Il compito:
Ricopia senza modifiche le righe dei record, a partire dalla prima e fino alla riga che contiene "362, 941, 371]", compresa.

Voci di dati memorizzate:

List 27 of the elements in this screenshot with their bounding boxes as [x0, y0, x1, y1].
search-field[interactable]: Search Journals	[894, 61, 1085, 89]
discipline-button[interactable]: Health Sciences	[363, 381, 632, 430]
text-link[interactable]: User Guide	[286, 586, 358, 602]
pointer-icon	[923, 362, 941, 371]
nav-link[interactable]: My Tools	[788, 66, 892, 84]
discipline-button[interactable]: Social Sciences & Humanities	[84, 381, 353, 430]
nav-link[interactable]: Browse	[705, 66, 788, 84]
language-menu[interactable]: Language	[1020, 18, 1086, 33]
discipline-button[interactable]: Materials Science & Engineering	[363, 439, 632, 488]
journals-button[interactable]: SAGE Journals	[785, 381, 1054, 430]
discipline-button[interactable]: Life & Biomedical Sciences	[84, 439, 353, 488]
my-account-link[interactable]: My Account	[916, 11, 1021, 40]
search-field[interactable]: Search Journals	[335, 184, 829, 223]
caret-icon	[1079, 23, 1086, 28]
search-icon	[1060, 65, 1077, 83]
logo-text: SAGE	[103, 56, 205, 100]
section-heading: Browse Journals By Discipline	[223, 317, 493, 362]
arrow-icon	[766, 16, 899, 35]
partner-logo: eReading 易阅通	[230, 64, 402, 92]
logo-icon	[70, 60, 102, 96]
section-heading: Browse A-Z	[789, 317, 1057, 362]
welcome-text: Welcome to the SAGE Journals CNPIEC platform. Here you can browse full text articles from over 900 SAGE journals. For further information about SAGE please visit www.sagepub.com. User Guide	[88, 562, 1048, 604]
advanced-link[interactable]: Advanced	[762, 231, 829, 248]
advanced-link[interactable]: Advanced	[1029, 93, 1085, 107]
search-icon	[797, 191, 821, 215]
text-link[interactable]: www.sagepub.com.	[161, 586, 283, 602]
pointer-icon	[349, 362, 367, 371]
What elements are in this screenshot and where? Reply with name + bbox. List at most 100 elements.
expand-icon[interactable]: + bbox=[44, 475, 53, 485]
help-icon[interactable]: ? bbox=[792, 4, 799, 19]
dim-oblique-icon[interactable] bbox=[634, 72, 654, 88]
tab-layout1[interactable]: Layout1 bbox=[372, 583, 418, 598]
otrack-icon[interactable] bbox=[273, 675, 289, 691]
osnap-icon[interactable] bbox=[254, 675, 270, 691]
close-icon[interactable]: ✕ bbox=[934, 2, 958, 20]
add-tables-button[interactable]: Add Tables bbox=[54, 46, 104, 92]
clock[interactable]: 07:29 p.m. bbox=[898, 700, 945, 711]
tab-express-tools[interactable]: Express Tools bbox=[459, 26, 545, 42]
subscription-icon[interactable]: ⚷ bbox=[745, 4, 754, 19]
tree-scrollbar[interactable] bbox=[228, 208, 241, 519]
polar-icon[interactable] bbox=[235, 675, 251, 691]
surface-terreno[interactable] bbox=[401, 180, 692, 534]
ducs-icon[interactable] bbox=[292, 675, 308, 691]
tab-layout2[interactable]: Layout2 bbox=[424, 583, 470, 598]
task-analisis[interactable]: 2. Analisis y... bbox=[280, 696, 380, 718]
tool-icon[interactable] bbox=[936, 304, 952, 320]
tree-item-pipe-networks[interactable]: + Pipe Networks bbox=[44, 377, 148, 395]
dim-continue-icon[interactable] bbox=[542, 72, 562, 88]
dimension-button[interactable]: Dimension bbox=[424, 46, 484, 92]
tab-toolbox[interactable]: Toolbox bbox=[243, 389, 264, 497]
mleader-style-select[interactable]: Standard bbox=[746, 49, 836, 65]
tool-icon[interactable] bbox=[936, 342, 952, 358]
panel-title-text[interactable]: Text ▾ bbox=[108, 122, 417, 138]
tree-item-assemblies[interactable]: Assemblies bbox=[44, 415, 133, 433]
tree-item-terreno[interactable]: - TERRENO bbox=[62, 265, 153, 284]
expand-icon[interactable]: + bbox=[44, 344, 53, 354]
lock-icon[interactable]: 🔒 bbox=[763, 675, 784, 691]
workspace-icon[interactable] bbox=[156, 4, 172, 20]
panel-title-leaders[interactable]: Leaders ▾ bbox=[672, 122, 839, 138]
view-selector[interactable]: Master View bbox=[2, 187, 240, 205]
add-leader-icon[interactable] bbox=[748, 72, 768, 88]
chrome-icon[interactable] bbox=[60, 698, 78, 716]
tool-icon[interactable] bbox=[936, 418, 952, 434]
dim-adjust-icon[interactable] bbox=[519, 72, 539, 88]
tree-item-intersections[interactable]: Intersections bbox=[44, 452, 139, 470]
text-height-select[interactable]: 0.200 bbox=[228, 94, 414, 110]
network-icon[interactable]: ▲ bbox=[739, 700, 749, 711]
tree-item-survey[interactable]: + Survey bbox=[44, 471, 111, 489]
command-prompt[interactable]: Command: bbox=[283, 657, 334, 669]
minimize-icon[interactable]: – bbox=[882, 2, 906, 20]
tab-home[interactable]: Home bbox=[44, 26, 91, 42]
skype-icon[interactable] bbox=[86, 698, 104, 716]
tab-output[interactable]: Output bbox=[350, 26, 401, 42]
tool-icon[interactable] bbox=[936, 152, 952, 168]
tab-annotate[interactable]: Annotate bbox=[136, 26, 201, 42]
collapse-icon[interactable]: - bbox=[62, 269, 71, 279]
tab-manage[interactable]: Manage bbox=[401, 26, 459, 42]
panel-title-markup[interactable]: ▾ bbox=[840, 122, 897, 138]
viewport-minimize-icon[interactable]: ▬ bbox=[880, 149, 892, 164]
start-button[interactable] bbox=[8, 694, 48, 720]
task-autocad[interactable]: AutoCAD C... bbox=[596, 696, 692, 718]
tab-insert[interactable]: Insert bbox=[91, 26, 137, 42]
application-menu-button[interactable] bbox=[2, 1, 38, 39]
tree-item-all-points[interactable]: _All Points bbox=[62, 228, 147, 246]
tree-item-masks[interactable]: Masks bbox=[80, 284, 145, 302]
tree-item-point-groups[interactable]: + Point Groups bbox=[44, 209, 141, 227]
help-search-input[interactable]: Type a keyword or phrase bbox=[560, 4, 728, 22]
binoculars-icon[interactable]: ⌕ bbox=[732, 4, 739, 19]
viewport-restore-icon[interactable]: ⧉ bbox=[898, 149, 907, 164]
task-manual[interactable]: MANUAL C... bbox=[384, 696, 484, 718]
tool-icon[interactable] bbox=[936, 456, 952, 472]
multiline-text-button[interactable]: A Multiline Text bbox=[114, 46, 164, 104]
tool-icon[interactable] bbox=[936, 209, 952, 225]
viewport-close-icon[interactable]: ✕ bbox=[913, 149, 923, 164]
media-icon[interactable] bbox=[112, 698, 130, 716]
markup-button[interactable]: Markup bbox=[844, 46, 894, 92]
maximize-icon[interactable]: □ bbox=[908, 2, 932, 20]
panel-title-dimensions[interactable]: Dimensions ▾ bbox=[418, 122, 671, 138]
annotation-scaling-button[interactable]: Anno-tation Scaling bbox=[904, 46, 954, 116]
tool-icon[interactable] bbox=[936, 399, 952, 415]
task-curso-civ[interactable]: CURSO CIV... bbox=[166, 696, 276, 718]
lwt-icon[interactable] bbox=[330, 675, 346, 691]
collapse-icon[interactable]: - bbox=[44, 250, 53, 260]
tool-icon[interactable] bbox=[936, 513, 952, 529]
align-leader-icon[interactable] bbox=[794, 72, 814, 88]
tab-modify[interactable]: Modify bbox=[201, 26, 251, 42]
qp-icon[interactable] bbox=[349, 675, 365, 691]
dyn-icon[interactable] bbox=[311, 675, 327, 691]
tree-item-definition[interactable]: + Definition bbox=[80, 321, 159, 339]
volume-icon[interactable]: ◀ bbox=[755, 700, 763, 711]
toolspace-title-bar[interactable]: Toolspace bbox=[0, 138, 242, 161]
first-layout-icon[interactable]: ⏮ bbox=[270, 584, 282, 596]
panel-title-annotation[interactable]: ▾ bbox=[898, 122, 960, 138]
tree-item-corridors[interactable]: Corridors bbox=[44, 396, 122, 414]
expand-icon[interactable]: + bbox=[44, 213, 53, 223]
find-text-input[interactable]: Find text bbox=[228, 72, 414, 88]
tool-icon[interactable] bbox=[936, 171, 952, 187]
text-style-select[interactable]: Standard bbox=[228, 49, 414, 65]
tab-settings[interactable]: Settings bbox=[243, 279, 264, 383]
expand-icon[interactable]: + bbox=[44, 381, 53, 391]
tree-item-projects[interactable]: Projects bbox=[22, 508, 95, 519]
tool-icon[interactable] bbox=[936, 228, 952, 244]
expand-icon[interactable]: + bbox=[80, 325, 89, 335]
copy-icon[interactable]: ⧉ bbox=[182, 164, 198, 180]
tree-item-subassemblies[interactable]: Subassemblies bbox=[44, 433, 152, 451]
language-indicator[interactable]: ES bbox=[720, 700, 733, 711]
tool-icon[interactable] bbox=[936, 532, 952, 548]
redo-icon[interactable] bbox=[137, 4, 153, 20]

Risultato:
List 27 of the elements in this screenshot with their bounding boxes as [x0, y0, x1, y1].
search-field[interactable]: Search Journals	[894, 61, 1085, 89]
discipline-button[interactable]: Health Sciences	[363, 381, 632, 430]
text-link[interactable]: User Guide	[286, 586, 358, 602]
pointer-icon	[923, 362, 941, 371]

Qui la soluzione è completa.